§ **Provided entries**
•••••
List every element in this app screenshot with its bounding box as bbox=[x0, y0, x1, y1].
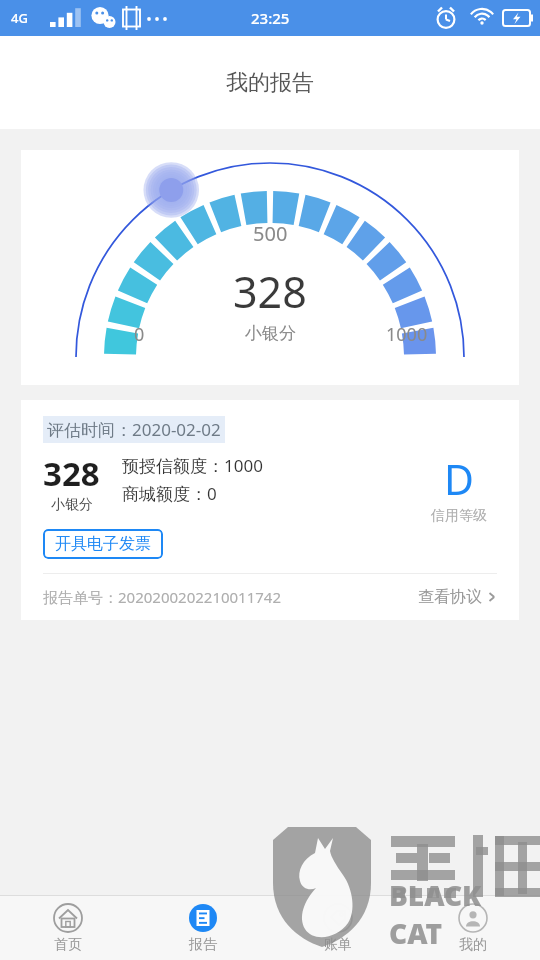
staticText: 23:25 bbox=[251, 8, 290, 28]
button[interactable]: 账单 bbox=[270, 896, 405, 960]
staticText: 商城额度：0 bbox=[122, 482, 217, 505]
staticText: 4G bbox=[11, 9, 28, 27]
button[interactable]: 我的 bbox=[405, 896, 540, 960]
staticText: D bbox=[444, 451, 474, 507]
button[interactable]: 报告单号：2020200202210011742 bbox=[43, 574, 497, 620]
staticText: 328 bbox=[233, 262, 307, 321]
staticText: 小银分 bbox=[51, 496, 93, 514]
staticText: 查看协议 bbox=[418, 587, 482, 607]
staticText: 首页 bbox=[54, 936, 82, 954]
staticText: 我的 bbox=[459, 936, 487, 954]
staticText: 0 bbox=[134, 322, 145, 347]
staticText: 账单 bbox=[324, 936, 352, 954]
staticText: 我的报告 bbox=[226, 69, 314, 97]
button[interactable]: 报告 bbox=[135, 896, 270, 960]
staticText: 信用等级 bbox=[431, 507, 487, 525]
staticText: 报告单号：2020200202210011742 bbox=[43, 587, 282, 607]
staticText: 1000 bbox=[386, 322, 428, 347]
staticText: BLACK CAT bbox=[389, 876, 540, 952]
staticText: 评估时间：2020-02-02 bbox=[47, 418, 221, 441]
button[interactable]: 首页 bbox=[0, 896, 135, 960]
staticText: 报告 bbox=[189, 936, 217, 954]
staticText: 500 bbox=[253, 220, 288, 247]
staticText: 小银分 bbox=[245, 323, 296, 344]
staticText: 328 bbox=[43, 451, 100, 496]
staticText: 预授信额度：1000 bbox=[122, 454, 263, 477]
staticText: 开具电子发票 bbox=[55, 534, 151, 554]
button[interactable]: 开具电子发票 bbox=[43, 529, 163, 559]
•••••
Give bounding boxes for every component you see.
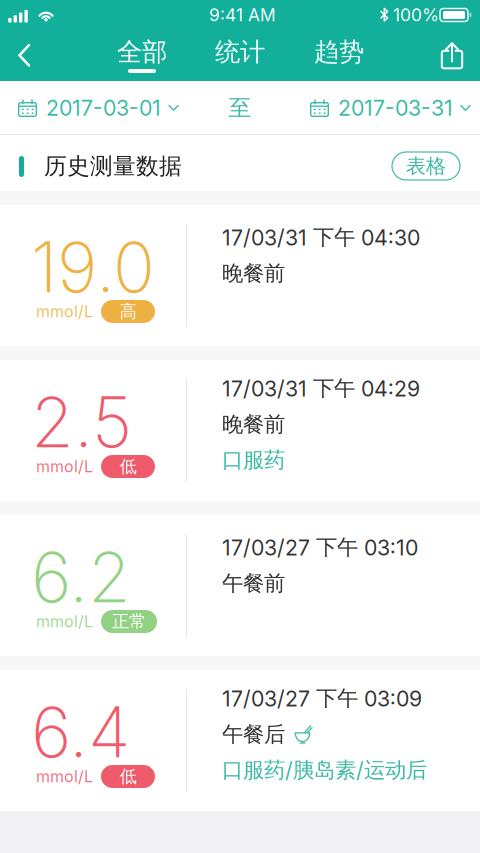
•••••
§ **Problem to solve**
Take the rows starting at the one with "List every element" and ending at the one with "staticText: D bbox=[444, 451, 474, 507]", and write them out again with "app screenshot" changed to "phone screenshot" and nothing else different. Leave out the pictures.

§ **The solution**
List every element in this phone screenshot with its bounding box as bbox=[x0, y0, x1, y1].
staticText: 23:25 bbox=[251, 8, 290, 28]
button[interactable]: 账单 bbox=[270, 896, 405, 960]
staticText: 商城额度：0 bbox=[122, 482, 217, 505]
staticText: 4G bbox=[11, 9, 28, 27]
button[interactable]: 我的 bbox=[405, 896, 540, 960]
staticText: D bbox=[444, 451, 474, 507]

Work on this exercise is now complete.